Objective –
Quote the rows below word for word, beginning at the very start and ending with the line that contains "- notice-p2-b: b.".

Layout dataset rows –
--

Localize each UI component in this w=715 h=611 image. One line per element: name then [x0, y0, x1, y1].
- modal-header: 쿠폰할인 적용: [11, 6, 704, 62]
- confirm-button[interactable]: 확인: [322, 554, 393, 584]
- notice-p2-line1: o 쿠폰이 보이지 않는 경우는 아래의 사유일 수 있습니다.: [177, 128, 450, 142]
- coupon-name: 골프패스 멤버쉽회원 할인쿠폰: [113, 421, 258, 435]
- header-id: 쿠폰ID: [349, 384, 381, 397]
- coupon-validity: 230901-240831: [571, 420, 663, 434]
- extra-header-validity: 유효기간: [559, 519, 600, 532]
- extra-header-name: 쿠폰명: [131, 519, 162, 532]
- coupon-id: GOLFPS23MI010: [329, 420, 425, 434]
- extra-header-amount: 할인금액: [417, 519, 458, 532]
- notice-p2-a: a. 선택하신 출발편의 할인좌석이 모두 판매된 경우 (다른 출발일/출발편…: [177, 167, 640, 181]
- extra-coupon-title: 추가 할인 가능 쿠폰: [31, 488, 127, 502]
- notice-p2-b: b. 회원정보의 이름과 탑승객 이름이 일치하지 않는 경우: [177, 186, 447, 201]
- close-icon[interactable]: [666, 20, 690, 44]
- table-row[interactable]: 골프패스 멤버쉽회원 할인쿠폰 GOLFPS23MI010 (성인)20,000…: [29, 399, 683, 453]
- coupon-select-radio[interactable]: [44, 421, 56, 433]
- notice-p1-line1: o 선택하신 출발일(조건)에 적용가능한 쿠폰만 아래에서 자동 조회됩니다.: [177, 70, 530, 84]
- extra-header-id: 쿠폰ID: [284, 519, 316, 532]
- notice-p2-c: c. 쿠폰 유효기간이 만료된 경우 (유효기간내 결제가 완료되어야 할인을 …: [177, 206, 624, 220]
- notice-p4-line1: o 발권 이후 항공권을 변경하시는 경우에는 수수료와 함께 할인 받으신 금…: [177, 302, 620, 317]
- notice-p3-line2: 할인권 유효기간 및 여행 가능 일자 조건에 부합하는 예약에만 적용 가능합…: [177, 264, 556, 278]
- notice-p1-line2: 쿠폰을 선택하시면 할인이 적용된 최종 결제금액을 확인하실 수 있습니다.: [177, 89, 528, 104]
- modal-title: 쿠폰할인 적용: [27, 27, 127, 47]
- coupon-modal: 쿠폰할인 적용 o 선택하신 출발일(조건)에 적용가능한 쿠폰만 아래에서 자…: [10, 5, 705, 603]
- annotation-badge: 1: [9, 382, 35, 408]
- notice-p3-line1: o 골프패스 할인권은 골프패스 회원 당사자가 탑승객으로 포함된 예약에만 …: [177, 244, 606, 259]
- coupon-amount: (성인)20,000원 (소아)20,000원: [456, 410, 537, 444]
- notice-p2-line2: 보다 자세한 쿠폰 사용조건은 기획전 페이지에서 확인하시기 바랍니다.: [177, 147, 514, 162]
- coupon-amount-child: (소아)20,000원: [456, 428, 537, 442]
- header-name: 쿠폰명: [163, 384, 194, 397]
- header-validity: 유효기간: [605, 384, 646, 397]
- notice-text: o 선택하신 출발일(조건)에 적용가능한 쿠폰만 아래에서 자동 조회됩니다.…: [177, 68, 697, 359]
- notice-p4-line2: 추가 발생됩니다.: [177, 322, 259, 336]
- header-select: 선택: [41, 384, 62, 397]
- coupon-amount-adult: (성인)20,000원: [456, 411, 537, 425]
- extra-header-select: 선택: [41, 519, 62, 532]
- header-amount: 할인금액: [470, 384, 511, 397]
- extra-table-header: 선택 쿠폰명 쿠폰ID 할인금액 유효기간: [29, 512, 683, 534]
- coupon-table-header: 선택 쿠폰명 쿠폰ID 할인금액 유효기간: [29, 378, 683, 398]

--

Complete output –
Localize each UI component in this w=715 h=611 image. One line per element: name then [x0, y0, x1, y1].
- modal-header: 쿠폰할인 적용: [11, 6, 704, 62]
- confirm-button[interactable]: 확인: [322, 554, 393, 584]
- notice-p2-line1: o 쿠폰이 보이지 않는 경우는 아래의 사유일 수 있습니다.: [177, 128, 450, 142]
- coupon-name: 골프패스 멤버쉽회원 할인쿠폰: [113, 421, 258, 435]
- header-id: 쿠폰ID: [349, 384, 381, 397]
- coupon-validity: 230901-240831: [571, 420, 663, 434]
- extra-header-validity: 유효기간: [559, 519, 600, 532]
- extra-header-name: 쿠폰명: [131, 519, 162, 532]
- coupon-id: GOLFPS23MI010: [329, 420, 425, 434]
- extra-header-amount: 할인금액: [417, 519, 458, 532]
- notice-p2-a: a. 선택하신 출발편의 할인좌석이 모두 판매된 경우 (다른 출발일/출발편…: [177, 167, 640, 181]
- extra-coupon-title: 추가 할인 가능 쿠폰: [31, 488, 127, 502]
- notice-p2-b: b. 회원정보의 이름과 탑승객 이름이 일치하지 않는 경우: [177, 186, 447, 201]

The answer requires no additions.